**GIVEN REQUEST**
Transcribe all of the material exactly.
--- start of PROVIDED RECORDS ---
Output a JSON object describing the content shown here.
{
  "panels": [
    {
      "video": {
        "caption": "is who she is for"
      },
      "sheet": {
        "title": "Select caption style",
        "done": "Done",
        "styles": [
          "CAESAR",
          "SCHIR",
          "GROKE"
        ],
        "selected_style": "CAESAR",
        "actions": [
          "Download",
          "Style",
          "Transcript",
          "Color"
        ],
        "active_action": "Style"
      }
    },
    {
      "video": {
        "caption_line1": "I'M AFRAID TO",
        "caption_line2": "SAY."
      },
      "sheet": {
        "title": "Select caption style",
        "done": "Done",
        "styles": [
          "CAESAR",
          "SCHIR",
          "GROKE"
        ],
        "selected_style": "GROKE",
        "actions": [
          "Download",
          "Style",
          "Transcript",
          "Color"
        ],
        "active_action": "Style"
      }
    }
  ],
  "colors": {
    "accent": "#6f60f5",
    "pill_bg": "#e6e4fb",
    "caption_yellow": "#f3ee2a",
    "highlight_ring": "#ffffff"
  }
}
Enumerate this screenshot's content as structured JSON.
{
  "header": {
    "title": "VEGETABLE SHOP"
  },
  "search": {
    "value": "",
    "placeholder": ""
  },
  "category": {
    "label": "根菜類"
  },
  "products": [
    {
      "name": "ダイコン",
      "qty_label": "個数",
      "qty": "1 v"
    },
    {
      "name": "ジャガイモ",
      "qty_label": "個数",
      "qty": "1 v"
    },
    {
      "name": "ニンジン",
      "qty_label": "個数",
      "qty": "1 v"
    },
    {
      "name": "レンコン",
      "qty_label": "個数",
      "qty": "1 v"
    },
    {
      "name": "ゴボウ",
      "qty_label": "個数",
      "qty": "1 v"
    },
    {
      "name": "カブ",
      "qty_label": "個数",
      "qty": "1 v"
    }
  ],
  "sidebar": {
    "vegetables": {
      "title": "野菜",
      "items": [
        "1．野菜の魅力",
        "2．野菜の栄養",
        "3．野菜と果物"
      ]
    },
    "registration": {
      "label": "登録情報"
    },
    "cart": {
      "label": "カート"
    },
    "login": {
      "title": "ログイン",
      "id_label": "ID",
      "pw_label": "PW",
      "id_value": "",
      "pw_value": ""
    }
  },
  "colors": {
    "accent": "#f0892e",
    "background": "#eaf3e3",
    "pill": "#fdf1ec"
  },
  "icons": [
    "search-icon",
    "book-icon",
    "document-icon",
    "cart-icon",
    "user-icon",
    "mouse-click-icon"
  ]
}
--- end of PROVIDED RECORDS ---
**TASK SOLUTION**
Output a JSON object describing the content shown here.
{
  "panels": [
    {
      "video": {
        "caption": "is who she is for"
      },
      "sheet": {
        "title": "Select caption style",
        "done": "Done",
        "styles": [
          "CAESAR",
          "SCHIR",
          "GROKE"
        ],
        "selected_style": "CAESAR",
        "actions": [
          "Download",
          "Style",
          "Transcript",
          "Color"
        ],
        "active_action": "Style"
      }
    },
    {
      "video": {
        "caption_line1": "I'M AFRAID TO",
        "caption_line2": "SAY."
      },
      "sheet": {
        "title": "Select caption style",
        "done": "Done",
        "styles": [
          "CAESAR",
          "SCHIR",
          "GROKE"
        ],
        "selected_style": "GROKE",
        "actions": [
          "Download",
          "Style",
          "Transcript",
          "Color"
        ],
        "active_action": "Style"
      }
    }
  ],
  "colors": {
    "accent": "#6f60f5",
    "pill_bg": "#e6e4fb",
    "caption_yellow": "#f3ee2a",
    "highlight_ring": "#ffffff"
  }
}
Enumerate this screenshot's content as structured JSON.
{
  "header": {
    "title": "VEGETABLE SHOP"
  },
  "search": {
    "value": "",
    "placeholder": ""
  },
  "category": {
    "label": "根菜類"
  },
  "products": [
    {
      "name": "ダイコン",
      "qty_label": "個数",
      "qty": "1 v"
    },
    {
      "name": "ジャガイモ",
      "qty_label": "個数",
      "qty": "1 v"
    },
    {
      "name": "ニンジン",
      "qty_label": "個数",
      "qty": "1 v"
    },
    {
      "name": "レンコン",
      "qty_label": "個数",
      "qty": "1 v"
    },
    {
      "name": "ゴボウ",
      "qty_label": "個数",
      "qty": "1 v"
    },
    {
      "name": "カブ",
      "qty_label": "個数",
      "qty": "1 v"
    }
  ],
  "sidebar": {
    "vegetables": {
      "title": "野菜",
      "items": [
        "1．野菜の魅力",
        "2．野菜の栄養",
        "3．野菜と果物"
      ]
    },
    "registration": {
      "label": "登録情報"
    },
    "cart": {
      "label": "カート"
    },
    "login": {
      "title": "ログイン",
      "id_label": "ID",
      "pw_label": "PW",
      "id_value": "",
      "pw_value": ""
    }
  },
  "colors": {
    "accent": "#f0892e",
    "background": "#eaf3e3",
    "pill": "#fdf1ec"
  },
  "icons": [
    "search-icon",
    "book-icon",
    "document-icon",
    "cart-icon",
    "user-icon",
    "mouse-click-icon"
  ]
}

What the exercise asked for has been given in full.